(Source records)
***
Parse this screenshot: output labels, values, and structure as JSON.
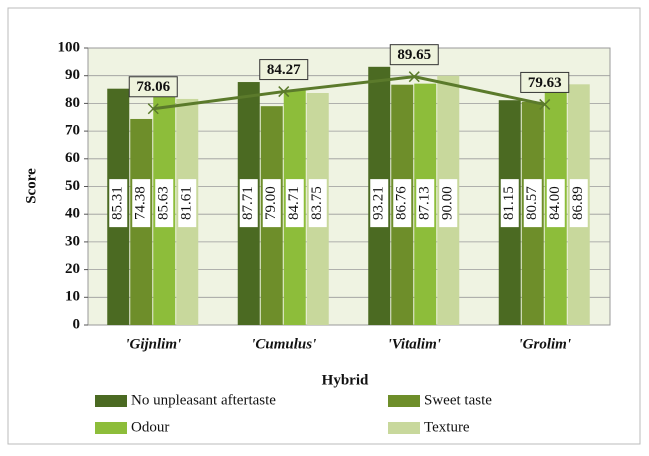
{
  "chart_data": {
    "type": "bar",
    "y_label": "Score",
    "x_label": "Hybrid",
    "categories": [
      "'Gijnlim'",
      "'Cumulus'",
      "'Vitalim'",
      "'Grolim'"
    ],
    "series": [
      {
        "name": "No unpleasant aftertaste",
        "color": "#4b6a22",
        "values": [
          85.31,
          87.71,
          93.21,
          81.15
        ],
        "value_labels": [
          "85.31",
          "87.71",
          "93.21",
          "81.15"
        ]
      },
      {
        "name": "Sweet taste",
        "color": "#6e8e2a",
        "values": [
          74.38,
          79.0,
          86.76,
          80.57
        ],
        "value_labels": [
          "74.38",
          "79.00",
          "86.76",
          "80.57"
        ]
      },
      {
        "name": "Odour",
        "color": "#8dbd3a",
        "values": [
          85.63,
          84.71,
          87.13,
          84.0
        ],
        "value_labels": [
          "85.63",
          "84.71",
          "87.13",
          "84.00"
        ]
      },
      {
        "name": "Texture",
        "color": "#c8d89c",
        "values": [
          81.61,
          83.75,
          90.0,
          86.89
        ],
        "value_labels": [
          "81.61",
          "83.75",
          "90.00",
          "86.89"
        ]
      }
    ],
    "line": {
      "color": "#5b7a2b",
      "values": [
        78.06,
        84.27,
        89.65,
        79.63
      ]
    },
    "ylim": [
      0,
      100
    ],
    "yticks": [
      0,
      10,
      20,
      30,
      40,
      50,
      60,
      70,
      80,
      90,
      100
    ],
    "grid": true
  }
}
***
### WHAT YOU WILL DO
Using the records above, copy every line that has the word "color" in it.

### EXERCISE RESPONSE
        "color": "#4b6a22",
        "color": "#6e8e2a",
        "color": "#8dbd3a",
        "color": "#c8d89c",
      "color": "#5b7a2b",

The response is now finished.